── Exercise materials

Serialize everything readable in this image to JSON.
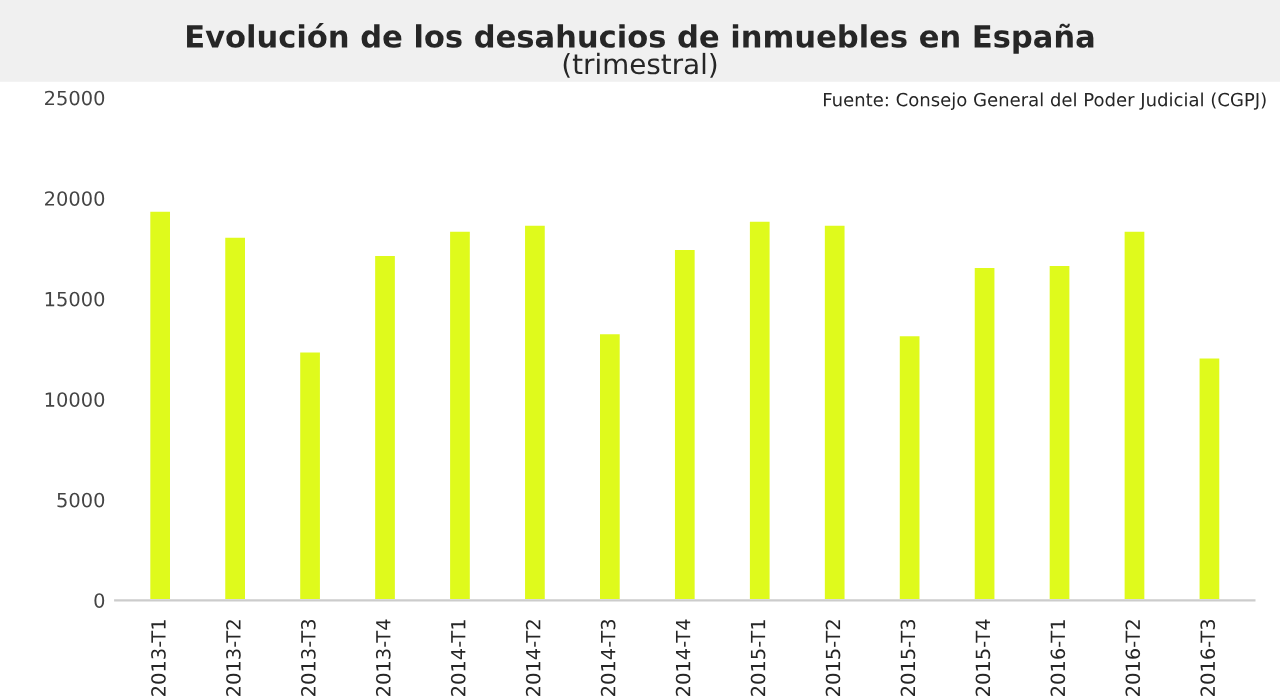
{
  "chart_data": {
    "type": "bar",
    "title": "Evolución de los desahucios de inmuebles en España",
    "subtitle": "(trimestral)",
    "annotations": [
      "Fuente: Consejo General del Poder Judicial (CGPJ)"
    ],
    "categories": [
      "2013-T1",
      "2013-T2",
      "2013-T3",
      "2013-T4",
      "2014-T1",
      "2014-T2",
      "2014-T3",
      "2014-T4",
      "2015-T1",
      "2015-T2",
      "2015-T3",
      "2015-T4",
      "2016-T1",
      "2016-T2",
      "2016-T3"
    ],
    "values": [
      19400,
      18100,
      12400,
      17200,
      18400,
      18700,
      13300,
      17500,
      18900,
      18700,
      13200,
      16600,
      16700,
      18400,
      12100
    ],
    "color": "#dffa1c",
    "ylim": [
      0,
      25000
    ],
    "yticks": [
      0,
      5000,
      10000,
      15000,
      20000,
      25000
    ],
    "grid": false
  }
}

────

Leave out the pictures and reproduce the rest of the listing exactly.

# Answer in full
Serialize everything readable in this image to JSON.
{
  "chart_data": {
    "type": "bar",
    "title": "Evolución de los desahucios de inmuebles en España",
    "subtitle": "(trimestral)",
    "annotations": [
      "Fuente: Consejo General del Poder Judicial (CGPJ)"
    ],
    "categories": [
      "2013-T1",
      "2013-T2",
      "2013-T3",
      "2013-T4",
      "2014-T1",
      "2014-T2",
      "2014-T3",
      "2014-T4",
      "2015-T1",
      "2015-T2",
      "2015-T3",
      "2015-T4",
      "2016-T1",
      "2016-T2",
      "2016-T3"
    ],
    "values": [
      19400,
      18100,
      12400,
      17200,
      18400,
      18700,
      13300,
      17500,
      18900,
      18700,
      13200,
      16600,
      16700,
      18400,
      12100
    ],
    "color": "#dffa1c",
    "ylim": [
      0,
      25000
    ],
    "yticks": [
      0,
      5000,
      10000,
      15000,
      20000,
      25000
    ],
    "grid": false
  }
}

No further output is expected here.